--- BEGIN Provided records ---

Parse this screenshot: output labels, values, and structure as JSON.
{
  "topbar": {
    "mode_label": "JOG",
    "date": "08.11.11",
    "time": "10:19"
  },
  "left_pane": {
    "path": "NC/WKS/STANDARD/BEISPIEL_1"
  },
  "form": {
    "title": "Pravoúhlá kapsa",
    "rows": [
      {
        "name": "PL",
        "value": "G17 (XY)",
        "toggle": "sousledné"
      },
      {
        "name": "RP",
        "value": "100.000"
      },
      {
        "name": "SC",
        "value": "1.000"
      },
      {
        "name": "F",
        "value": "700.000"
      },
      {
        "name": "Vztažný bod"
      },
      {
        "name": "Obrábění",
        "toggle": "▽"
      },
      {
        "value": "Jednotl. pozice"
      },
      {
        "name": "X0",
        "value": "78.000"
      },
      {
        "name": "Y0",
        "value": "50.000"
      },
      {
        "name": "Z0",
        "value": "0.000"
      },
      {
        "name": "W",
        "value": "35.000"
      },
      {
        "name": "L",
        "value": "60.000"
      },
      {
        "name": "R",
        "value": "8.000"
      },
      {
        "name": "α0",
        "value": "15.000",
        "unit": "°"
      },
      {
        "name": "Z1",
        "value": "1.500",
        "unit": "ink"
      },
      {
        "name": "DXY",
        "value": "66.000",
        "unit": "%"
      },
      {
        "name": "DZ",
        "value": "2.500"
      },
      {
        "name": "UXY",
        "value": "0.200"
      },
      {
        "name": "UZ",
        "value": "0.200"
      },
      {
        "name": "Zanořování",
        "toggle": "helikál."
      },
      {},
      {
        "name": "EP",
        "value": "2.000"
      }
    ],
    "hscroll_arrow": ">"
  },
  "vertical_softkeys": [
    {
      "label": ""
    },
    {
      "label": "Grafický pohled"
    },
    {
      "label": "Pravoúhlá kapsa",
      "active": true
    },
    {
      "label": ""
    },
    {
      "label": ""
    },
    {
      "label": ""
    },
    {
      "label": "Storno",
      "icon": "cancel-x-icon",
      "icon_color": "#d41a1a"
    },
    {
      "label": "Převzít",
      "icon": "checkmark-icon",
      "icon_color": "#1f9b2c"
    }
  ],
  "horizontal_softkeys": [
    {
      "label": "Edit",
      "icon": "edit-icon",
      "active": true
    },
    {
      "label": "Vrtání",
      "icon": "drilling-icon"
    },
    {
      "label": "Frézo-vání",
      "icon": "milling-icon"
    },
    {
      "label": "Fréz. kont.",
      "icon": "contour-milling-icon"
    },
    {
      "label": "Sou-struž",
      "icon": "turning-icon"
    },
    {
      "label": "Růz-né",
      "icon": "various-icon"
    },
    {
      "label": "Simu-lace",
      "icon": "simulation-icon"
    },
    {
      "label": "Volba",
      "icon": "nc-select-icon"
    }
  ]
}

--- END Provided records ---

• _Task objective_
Lines that hold the word "kapsa" are the ones to return, every one of them.

• _Written answer_
    "title": "Pravoúhlá kapsa",
      "label": "Pravoúhlá kapsa",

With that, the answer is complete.